### EXERCISE AIM
Reproduce verbatim the lines of the listing from its first line through the line containing "x-category-label: کل کشور", including both of those lines.

Spatial annotation listing
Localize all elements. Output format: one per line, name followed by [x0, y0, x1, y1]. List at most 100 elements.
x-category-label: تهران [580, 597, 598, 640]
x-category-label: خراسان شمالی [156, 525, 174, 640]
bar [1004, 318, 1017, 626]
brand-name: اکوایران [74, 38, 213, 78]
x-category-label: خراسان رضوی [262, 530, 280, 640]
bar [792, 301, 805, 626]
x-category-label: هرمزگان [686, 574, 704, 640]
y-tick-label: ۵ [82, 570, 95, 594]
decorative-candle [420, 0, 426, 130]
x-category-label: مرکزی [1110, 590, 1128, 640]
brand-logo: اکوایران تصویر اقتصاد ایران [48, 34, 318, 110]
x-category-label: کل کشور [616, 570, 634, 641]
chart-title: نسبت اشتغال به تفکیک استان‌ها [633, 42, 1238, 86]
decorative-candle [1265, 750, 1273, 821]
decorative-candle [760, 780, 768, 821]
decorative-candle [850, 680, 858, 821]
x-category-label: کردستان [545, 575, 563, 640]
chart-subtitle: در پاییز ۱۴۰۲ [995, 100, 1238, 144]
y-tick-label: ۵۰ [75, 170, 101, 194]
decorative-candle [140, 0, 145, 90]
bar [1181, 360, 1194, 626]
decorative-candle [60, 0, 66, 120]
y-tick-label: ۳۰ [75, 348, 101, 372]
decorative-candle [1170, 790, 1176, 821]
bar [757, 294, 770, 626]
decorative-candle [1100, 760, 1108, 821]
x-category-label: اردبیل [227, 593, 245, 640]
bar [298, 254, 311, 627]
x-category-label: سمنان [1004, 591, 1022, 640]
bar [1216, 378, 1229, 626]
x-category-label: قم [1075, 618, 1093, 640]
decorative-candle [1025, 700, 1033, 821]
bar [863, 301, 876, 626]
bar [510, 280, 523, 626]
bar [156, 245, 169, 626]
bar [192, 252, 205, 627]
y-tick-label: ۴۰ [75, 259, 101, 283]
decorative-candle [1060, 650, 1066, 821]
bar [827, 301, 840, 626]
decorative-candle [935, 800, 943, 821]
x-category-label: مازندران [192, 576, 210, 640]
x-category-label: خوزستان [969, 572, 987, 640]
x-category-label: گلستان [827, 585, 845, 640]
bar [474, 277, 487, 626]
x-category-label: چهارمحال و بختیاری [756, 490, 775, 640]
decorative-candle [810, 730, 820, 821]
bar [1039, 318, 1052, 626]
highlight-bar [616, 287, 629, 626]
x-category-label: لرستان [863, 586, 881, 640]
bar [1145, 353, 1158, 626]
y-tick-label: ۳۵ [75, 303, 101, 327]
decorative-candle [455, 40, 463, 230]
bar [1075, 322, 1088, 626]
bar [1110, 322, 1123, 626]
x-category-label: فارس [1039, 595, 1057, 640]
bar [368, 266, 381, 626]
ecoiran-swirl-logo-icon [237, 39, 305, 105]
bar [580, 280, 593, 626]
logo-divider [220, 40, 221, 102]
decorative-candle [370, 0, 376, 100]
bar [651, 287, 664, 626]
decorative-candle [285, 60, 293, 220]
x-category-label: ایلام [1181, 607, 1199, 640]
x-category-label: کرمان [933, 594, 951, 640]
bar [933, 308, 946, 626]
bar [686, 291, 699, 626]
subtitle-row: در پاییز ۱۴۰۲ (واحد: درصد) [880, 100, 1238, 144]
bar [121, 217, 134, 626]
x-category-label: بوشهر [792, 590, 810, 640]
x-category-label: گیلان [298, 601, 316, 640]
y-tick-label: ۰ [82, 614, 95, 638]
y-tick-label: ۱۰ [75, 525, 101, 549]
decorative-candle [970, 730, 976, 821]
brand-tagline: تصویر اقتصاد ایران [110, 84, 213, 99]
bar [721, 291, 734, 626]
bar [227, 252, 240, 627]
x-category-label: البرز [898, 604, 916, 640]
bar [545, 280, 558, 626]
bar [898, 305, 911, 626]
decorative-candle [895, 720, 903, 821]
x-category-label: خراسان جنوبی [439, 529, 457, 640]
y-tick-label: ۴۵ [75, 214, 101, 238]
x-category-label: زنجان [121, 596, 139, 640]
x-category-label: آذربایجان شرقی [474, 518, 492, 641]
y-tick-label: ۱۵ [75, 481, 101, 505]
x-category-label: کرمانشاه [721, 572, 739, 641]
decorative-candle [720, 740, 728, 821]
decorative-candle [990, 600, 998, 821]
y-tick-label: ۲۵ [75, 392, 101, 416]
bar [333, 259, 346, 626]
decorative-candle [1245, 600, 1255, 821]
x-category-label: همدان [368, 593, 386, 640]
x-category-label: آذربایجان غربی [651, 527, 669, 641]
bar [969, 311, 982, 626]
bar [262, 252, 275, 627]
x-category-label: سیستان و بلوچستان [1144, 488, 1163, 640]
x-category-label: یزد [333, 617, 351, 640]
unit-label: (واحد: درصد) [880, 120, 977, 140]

### SOLUTION TO THIS TASK
Localize all elements. Output format: one per line, name followed by [x0, y0, x1, y1]. List at most 100 elements.
x-category-label: تهران [580, 597, 598, 640]
x-category-label: خراسان شمالی [156, 525, 174, 640]
bar [1004, 318, 1017, 626]
brand-name: اکوایران [74, 38, 213, 78]
x-category-label: خراسان رضوی [262, 530, 280, 640]
bar [792, 301, 805, 626]
x-category-label: هرمزگان [686, 574, 704, 640]
y-tick-label: ۵ [82, 570, 95, 594]
decorative-candle [420, 0, 426, 130]
x-category-label: مرکزی [1110, 590, 1128, 640]
brand-logo: اکوایران تصویر اقتصاد ایران [48, 34, 318, 110]
x-category-label: کل کشور [616, 570, 634, 641]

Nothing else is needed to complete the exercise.